(Lines of data)
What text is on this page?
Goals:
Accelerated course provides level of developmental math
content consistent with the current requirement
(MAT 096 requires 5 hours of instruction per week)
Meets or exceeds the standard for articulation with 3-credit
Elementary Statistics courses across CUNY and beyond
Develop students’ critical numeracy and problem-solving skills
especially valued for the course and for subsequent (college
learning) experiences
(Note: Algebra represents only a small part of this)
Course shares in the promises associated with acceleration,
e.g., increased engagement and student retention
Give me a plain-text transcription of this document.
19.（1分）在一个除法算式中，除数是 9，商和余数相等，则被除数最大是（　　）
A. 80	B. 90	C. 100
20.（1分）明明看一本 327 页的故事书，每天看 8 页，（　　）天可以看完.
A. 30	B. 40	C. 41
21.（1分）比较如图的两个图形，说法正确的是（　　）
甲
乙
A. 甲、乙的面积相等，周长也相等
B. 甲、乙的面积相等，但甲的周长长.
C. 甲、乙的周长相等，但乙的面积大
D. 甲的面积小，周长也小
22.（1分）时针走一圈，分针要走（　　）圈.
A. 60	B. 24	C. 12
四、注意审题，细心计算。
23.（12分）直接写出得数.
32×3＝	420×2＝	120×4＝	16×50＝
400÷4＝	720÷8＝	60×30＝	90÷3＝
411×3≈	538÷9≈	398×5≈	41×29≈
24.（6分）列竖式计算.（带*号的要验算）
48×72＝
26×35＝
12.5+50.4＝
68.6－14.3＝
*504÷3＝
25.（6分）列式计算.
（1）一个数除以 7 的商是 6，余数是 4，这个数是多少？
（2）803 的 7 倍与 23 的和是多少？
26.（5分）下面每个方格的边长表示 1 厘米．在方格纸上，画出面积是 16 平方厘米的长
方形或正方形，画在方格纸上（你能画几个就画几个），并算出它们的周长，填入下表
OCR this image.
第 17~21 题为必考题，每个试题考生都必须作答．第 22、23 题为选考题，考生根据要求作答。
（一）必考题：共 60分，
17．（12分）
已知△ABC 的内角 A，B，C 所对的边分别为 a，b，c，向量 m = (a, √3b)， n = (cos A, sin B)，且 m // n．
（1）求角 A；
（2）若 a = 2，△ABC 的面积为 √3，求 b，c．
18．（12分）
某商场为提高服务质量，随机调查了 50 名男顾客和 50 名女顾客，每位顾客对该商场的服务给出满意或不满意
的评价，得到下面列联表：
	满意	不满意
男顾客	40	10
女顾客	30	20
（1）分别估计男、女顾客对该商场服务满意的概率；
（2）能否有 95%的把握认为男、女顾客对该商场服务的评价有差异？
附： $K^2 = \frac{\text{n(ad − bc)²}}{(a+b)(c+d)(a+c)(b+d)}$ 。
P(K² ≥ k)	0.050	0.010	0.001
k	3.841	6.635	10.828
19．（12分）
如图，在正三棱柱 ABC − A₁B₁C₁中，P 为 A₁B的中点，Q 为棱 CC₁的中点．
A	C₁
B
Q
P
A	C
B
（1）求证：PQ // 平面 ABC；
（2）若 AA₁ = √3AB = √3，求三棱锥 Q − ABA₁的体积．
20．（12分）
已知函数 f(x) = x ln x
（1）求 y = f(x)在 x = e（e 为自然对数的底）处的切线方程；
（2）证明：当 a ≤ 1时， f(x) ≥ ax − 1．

**Objective:** Repeat the material word for word, in full.

**Written response:**
What text is on this page?
Goals:
Accelerated course provides level of developmental math
content consistent with the current requirement
(MAT 096 requires 5 hours of instruction per week)
Meets or exceeds the standard for articulation with 3-credit
Elementary Statistics courses across CUNY and beyond
Develop students’ critical numeracy and problem-solving skills
especially valued for the course and for subsequent (college
learning) experiences
(Note: Algebra represents only a small part of this)
Course shares in the promises associated with acceleration,
e.g., increased engagement and student retention
Give me a plain-text transcription of this document.
19.（1分）在一个除法算式中，除数是 9，商和余数相等，则被除数最大是（　　）
A. 80	B. 90	C. 100
20.（1分）明明看一本 327 页的故事书，每天看 8 页，（　　）天可以看完.
A. 30	B. 40	C. 41
21.（1分）比较如图的两个图形，说法正确的是（　　）
甲
乙
A. 甲、乙的面积相等，周长也相等
B. 甲、乙的面积相等，但甲的周长长.
C. 甲、乙的周长相等，但乙的面积大
D. 甲的面积小，周长也小
22.（1分）时针走一圈，分针要走（　　）圈.
A. 60	B. 24	C. 12
四、注意审题，细心计算。
23.（12分）直接写出得数.
32×3＝	420×2＝	120×4＝	16×50＝
400÷4＝	720÷8＝	60×30＝	90÷3＝
411×3≈	538÷9≈	398×5≈	41×29≈
24.（6分）列竖式计算.（带*号的要验算）
48×72＝
26×35＝
12.5+50.4＝
68.6－14.3＝
*504÷3＝
25.（6分）列式计算.
（1）一个数除以 7 的商是 6，余数是 4，这个数是多少？
（2）803 的 7 倍与 23 的和是多少？
26.（5分）下面每个方格的边长表示 1 厘米．在方格纸上，画出面积是 16 平方厘米的长
方形或正方形，画在方格纸上（你能画几个就画几个），并算出它们的周长，填入下表
OCR this image.
第 17~21 题为必考题，每个试题考生都必须作答．第 22、23 题为选考题，考生根据要求作答。
（一）必考题：共 60分，
17．（12分）
已知△ABC 的内角 A，B，C 所对的边分别为 a，b，c，向量 m = (a, √3b)， n = (cos A, sin B)，且 m // n．
（1）求角 A；
（2）若 a = 2，△ABC 的面积为 √3，求 b，c．
18．（12分）
某商场为提高服务质量，随机调查了 50 名男顾客和 50 名女顾客，每位顾客对该商场的服务给出满意或不满意
的评价，得到下面列联表：
	满意	不满意
男顾客	40	10
女顾客	30	20
（1）分别估计男、女顾客对该商场服务满意的概率；
（2）能否有 95%的把握认为男、女顾客对该商场服务的评价有差异？
附： $K^2 = \frac{\text{n(ad − bc)²}}{(a+b)(c+d)(a+c)(b+d)}$ 。
P(K² ≥ k)	0.050	0.010	0.001
k	3.841	6.635	10.828
19．（12分）
如图，在正三棱柱 ABC − A₁B₁C₁中，P 为 A₁B的中点，Q 为棱 CC₁的中点．
A	C₁
B
Q
P
A	C
B
（1）求证：PQ // 平面 ABC；
（2）若 AA₁ = √3AB = √3，求三棱锥 Q − ABA₁的体积．
20．（12分）
已知函数 f(x) = x ln x
（1）求 y = f(x)在 x = e（e 为自然对数的底）处的切线方程；
（2）证明：当 a ≤ 1时， f(x) ≥ ax − 1．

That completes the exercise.